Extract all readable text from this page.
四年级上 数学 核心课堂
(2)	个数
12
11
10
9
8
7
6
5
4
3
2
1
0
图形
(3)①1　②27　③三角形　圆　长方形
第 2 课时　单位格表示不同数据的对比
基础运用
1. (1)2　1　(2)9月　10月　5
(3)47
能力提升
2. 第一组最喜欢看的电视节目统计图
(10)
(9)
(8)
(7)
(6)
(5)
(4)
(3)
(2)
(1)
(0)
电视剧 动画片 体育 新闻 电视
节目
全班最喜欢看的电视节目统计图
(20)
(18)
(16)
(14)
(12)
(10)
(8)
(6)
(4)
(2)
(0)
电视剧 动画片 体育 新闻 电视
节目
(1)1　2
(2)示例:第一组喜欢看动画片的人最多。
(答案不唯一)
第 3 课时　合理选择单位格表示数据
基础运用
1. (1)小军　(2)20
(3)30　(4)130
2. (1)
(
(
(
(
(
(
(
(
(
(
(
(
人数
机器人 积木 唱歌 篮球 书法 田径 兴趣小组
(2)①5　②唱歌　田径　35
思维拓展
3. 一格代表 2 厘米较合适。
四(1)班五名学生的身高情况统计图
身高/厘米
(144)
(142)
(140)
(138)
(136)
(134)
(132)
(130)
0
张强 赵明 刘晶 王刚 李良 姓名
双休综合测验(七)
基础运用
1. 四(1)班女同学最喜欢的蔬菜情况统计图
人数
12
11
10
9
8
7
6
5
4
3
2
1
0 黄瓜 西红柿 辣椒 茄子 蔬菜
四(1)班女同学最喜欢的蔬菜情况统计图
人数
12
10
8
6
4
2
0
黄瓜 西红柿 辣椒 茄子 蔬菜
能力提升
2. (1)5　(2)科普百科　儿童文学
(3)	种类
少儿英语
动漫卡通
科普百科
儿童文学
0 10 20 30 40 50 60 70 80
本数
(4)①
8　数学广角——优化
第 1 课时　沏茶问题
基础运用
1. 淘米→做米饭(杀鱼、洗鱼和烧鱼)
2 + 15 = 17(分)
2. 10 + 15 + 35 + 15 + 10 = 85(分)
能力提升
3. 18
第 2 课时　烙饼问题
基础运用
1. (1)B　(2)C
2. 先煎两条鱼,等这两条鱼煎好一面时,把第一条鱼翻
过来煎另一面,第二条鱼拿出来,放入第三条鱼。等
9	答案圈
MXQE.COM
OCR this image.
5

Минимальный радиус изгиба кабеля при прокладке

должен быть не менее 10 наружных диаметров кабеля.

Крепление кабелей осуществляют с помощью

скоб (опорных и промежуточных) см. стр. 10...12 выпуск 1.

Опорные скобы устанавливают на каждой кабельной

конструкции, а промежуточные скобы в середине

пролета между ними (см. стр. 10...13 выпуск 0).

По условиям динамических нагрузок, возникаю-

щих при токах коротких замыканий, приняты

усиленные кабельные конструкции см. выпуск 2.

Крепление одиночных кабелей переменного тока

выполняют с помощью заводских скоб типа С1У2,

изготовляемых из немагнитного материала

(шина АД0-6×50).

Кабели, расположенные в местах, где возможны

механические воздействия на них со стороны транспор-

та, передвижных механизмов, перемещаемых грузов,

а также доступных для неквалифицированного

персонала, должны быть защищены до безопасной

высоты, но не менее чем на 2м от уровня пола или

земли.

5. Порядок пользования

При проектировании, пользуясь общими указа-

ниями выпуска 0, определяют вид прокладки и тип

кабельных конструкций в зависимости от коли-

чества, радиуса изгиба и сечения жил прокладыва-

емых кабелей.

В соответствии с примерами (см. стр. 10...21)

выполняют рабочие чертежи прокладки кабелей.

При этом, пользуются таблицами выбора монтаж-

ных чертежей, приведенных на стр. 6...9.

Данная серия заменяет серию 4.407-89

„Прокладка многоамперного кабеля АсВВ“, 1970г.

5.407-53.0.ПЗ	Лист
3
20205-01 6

==========

**What to work on:** Identify and extract each line of the listing that contains "конструкции".

**Task output:**
конструкции, а промежуточные скобы в середине
усиленные кабельные конструкции см. выпуск 2.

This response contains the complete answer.